SET TASK:
In every row, change "on its own line" to "on a separate line" and write the rows out again with nothing else altered. Leave the pictures out.

★ ★ ★ ★ ★ ★ ★

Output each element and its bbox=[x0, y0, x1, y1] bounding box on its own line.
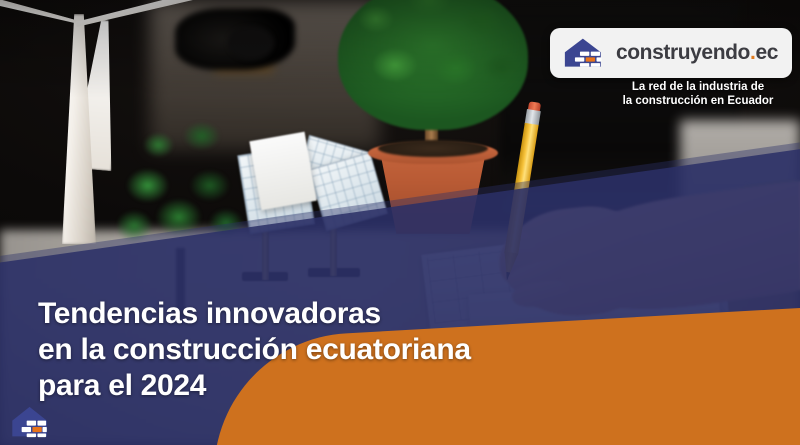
brand-logo-badge[interactable]: construyendo.ec bbox=[550, 28, 792, 78]
watermark-logo bbox=[8, 399, 54, 445]
brand-name-suffix: ec bbox=[755, 41, 778, 64]
headline-line-3: para el 2024 bbox=[38, 368, 508, 404]
tagline-line-2: la construcción en Ecuador bbox=[608, 94, 788, 108]
brand-name: construyendo.ec bbox=[616, 41, 778, 65]
brand-name-prefix: construyendo bbox=[616, 41, 750, 64]
house-brick-icon bbox=[562, 35, 608, 71]
headline-line-1: Tendencias innovadoras bbox=[38, 296, 508, 332]
brand-tagline: La red de la industria de la construcció… bbox=[608, 80, 788, 108]
headline-line-2: en la construcción ecuatoriana bbox=[38, 332, 508, 368]
promo-banner: Tendencias innovadoras en la construcció… bbox=[0, 0, 800, 445]
tagline-line-1: La red de la industria de bbox=[608, 80, 788, 94]
page-title: Tendencias innovadoras en la construcció… bbox=[38, 296, 508, 404]
house-brick-icon bbox=[8, 399, 54, 445]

★ ★ ★ ★ ★ ★ ★

TASK RESPONSE:
Output each element and its bbox=[x0, y0, x1, y1] bounding box on a separate line.
brand-logo-badge[interactable]: construyendo.ec bbox=[550, 28, 792, 78]
watermark-logo bbox=[8, 399, 54, 445]
brand-name-suffix: ec bbox=[755, 41, 778, 64]
headline-line-3: para el 2024 bbox=[38, 368, 508, 404]
tagline-line-2: la construcción en Ecuador bbox=[608, 94, 788, 108]
brand-name: construyendo.ec bbox=[616, 41, 778, 65]
brand-name-prefix: construyendo bbox=[616, 41, 750, 64]
house-brick-icon bbox=[562, 35, 608, 71]
headline-line-1: Tendencias innovadoras bbox=[38, 296, 508, 332]
brand-tagline: La red de la industria de la construcció… bbox=[608, 80, 788, 108]
headline-line-2: en la construcción ecuatoriana bbox=[38, 332, 508, 368]
promo-banner: Tendencias innovadoras en la construcció… bbox=[0, 0, 800, 445]
tagline-line-1: La red de la industria de bbox=[608, 80, 788, 94]
page-title: Tendencias innovadoras en la construcció… bbox=[38, 296, 508, 404]
house-brick-icon bbox=[8, 399, 54, 445]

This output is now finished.